» WHAT IS NEEDED: Reproduce the records below, switching every instance of "Wijzigen" to "Bewerken" and leaving all other text unchanged.

» SUPPLIED ENTRIES:
- - - -

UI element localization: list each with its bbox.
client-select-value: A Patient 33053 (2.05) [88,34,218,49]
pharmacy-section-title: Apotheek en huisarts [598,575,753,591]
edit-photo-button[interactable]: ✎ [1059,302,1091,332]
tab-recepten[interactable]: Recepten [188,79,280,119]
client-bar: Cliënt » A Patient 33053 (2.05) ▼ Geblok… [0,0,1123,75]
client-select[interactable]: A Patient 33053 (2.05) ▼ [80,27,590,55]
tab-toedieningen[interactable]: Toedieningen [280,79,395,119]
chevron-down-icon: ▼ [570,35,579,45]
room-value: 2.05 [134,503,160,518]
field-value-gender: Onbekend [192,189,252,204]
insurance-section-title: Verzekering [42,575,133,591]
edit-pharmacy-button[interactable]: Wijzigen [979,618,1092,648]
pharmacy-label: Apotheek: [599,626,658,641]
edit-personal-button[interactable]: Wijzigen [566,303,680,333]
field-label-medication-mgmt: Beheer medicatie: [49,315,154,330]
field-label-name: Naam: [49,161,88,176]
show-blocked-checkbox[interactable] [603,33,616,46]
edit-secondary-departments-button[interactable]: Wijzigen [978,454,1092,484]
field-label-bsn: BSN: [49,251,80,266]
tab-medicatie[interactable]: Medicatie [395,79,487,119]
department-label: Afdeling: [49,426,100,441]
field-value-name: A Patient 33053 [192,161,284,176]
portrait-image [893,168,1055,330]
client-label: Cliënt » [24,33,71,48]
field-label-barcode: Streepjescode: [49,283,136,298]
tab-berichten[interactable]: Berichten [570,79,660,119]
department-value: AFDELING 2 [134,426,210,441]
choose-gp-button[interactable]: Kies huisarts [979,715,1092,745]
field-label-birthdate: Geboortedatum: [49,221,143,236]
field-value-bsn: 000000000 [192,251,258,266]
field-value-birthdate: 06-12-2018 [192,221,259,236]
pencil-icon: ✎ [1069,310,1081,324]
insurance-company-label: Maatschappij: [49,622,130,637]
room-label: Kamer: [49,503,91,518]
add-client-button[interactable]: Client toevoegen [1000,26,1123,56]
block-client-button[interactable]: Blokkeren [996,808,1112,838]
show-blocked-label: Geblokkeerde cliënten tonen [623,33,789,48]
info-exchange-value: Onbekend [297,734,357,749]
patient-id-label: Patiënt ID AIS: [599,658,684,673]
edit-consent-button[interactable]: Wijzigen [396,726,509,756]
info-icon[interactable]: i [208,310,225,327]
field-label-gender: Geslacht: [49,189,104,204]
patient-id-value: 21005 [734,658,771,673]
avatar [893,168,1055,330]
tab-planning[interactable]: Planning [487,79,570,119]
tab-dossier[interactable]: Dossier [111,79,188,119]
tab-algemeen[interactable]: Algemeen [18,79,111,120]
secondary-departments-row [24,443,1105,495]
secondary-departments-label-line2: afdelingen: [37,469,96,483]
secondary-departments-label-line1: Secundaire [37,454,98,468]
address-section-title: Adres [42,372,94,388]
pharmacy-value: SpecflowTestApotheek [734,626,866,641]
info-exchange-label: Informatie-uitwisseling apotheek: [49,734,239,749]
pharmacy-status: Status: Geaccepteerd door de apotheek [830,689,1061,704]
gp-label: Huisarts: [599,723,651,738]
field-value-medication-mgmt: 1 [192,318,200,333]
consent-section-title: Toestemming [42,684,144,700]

- - - -

» SOLUTION TO THIS TASK:
UI element localization: list each with its bbox.
client-select-value: A Patient 33053 (2.05) [88,34,218,49]
pharmacy-section-title: Apotheek en huisarts [598,575,753,591]
edit-photo-button[interactable]: ✎ [1059,302,1091,332]
tab-recepten[interactable]: Recepten [188,79,280,119]
client-bar: Cliënt » A Patient 33053 (2.05) ▼ Geblok… [0,0,1123,75]
client-select[interactable]: A Patient 33053 (2.05) ▼ [80,27,590,55]
tab-toedieningen[interactable]: Toedieningen [280,79,395,119]
chevron-down-icon: ▼ [570,35,579,45]
room-value: 2.05 [134,503,160,518]
field-value-gender: Onbekend [192,189,252,204]
insurance-section-title: Verzekering [42,575,133,591]
edit-pharmacy-button[interactable]: Bewerken [979,618,1092,648]
pharmacy-label: Apotheek: [599,626,658,641]
edit-personal-button[interactable]: Bewerken [566,303,680,333]
field-label-medication-mgmt: Beheer medicatie: [49,315,154,330]
field-label-name: Naam: [49,161,88,176]
show-blocked-checkbox[interactable] [603,33,616,46]
edit-secondary-departments-button[interactable]: Bewerken [978,454,1092,484]
field-label-bsn: BSN: [49,251,80,266]
tab-medicatie[interactable]: Medicatie [395,79,487,119]
department-label: Afdeling: [49,426,100,441]
field-value-name: A Patient 33053 [192,161,284,176]
portrait-image [893,168,1055,330]
client-label: Cliënt » [24,33,71,48]
field-label-barcode: Streepjescode: [49,283,136,298]
tab-berichten[interactable]: Berichten [570,79,660,119]
department-value: AFDELING 2 [134,426,210,441]
choose-gp-button[interactable]: Kies huisarts [979,715,1092,745]
field-label-birthdate: Geboortedatum: [49,221,143,236]
field-value-bsn: 000000000 [192,251,258,266]
field-value-birthdate: 06-12-2018 [192,221,259,236]
pencil-icon: ✎ [1069,310,1081,324]
insurance-company-label: Maatschappij: [49,622,130,637]
room-label: Kamer: [49,503,91,518]
add-client-button[interactable]: Client toevoegen [1000,26,1123,56]
block-client-button[interactable]: Blokkeren [996,808,1112,838]
show-blocked-label: Geblokkeerde cliënten tonen [623,33,789,48]
info-exchange-value: Onbekend [297,734,357,749]
patient-id-label: Patiënt ID AIS: [599,658,684,673]
edit-consent-button[interactable]: Bewerken [396,726,509,756]
info-icon[interactable]: i [208,310,225,327]
field-label-gender: Geslacht: [49,189,104,204]
patient-id-value: 21005 [734,658,771,673]
avatar [893,168,1055,330]
tab-planning[interactable]: Planning [487,79,570,119]
tab-dossier[interactable]: Dossier [111,79,188,119]
tab-algemeen[interactable]: Algemeen [18,79,111,120]
secondary-departments-row [24,443,1105,495]
secondary-departments-label-line2: afdelingen: [37,469,96,483]
secondary-departments-label-line1: Secundaire [37,454,98,468]
address-section-title: Adres [42,372,94,388]
pharmacy-value: SpecflowTestApotheek [734,626,866,641]
info-exchange-label: Informatie-uitwisseling apotheek: [49,734,239,749]
pharmacy-status: Status: Geaccepteerd door de apotheek [830,689,1061,704]
gp-label: Huisarts: [599,723,651,738]
field-value-medication-mgmt: 1 [192,318,200,333]
consent-section-title: Toestemming [42,684,144,700]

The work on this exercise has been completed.